:: DATA FOR THIS EXERCISE
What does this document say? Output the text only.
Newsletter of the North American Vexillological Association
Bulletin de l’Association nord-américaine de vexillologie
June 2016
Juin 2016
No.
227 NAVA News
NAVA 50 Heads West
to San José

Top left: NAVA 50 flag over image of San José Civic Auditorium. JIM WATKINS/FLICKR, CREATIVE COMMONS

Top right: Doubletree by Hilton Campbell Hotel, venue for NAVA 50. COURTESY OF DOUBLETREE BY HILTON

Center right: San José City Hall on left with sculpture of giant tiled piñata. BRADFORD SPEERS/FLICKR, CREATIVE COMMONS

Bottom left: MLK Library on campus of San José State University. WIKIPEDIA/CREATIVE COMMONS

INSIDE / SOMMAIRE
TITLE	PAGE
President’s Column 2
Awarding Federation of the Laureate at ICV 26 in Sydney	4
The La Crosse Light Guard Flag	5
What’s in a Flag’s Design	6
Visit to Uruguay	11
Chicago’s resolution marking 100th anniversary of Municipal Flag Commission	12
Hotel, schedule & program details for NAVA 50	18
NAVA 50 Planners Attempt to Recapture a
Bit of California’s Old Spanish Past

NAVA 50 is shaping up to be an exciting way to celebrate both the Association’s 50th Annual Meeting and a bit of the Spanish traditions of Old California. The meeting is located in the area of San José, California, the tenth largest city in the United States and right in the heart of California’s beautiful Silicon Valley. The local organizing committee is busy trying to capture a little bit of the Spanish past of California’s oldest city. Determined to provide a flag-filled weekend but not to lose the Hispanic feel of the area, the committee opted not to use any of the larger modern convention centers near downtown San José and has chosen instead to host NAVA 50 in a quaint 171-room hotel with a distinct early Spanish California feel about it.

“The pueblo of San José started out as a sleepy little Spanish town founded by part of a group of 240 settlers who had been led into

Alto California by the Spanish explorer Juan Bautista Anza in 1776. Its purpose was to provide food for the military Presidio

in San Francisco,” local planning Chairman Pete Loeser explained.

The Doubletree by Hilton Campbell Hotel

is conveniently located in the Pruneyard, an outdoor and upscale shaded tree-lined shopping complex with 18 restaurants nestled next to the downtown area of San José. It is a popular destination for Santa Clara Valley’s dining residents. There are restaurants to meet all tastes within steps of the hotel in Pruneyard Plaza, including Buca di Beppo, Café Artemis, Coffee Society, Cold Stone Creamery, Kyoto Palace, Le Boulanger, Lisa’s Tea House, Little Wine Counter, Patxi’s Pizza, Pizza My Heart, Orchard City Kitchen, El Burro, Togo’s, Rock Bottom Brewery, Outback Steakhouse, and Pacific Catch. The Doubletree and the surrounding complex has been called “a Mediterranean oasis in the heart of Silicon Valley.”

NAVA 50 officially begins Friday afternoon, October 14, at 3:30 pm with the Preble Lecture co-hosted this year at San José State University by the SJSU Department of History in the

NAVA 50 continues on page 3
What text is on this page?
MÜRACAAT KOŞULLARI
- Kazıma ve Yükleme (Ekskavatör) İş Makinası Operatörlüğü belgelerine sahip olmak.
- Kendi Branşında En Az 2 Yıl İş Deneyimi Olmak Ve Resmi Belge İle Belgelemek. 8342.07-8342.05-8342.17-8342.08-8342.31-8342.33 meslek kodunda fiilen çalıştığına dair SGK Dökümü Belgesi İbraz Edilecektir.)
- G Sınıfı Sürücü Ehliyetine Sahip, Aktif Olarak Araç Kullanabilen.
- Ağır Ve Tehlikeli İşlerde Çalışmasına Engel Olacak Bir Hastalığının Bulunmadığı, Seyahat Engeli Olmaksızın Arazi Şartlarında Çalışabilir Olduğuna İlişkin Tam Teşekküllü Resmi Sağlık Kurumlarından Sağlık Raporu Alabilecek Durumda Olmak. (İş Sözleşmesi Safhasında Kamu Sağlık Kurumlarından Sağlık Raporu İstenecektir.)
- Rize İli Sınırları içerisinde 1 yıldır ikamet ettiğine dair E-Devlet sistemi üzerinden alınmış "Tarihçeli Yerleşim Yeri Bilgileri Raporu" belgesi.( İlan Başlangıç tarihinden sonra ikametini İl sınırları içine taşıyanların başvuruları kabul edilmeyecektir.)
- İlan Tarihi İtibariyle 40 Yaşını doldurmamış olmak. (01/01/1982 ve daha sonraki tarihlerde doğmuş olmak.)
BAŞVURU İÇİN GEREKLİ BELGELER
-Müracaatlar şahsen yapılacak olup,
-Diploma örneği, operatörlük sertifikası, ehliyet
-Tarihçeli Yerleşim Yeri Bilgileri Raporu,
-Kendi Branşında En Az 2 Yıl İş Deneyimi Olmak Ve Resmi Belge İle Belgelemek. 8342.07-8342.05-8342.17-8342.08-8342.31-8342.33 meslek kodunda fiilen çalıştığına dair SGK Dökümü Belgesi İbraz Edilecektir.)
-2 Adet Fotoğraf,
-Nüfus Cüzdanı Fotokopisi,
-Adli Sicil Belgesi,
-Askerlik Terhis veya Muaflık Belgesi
::::
## SET TASK
Return every line from the records above that holds the word "NAVA".

## COMPLETED TASK
227 NAVA News
NAVA 50 Heads West
Top left: NAVA 50 flag over image of San José Civic Auditorium. JIM WATKINS/FLICKR, CREATIVE COMMONS
Top right: Doubletree by Hilton Campbell Hotel, venue for NAVA 50. COURTESY OF DOUBLETREE BY HILTON
Hotel, schedule & program details for NAVA 50	18
NAVA 50 Planners Attempt to Recapture a
NAVA 50 is shaping up to be an exciting way to celebrate both the Association’s 50th Annual Meeting and a bit of the Spanish traditions of Old California. The meeting is located in the area of San José, California, the tenth largest city in the United States and right in the heart of California’s beautiful Silicon Valley. The local organizing committee is busy trying to capture a little bit of the Spanish past of California’s oldest city. Determined to provide a flag-filled weekend but not to lose the Hispanic feel of the area, the committee opted not to use any of the larger modern convention centers near downtown San José and has chosen instead to host NAVA 50 in a quaint 171-room hotel with a distinct early Spanish California feel about it.
NAVA 50 officially begins Friday afternoon, October 14, at 3:30 pm with the Preble Lecture co-hosted this year at San José State University by the SJSU Department of History in the
NAVA 50 continues on page 3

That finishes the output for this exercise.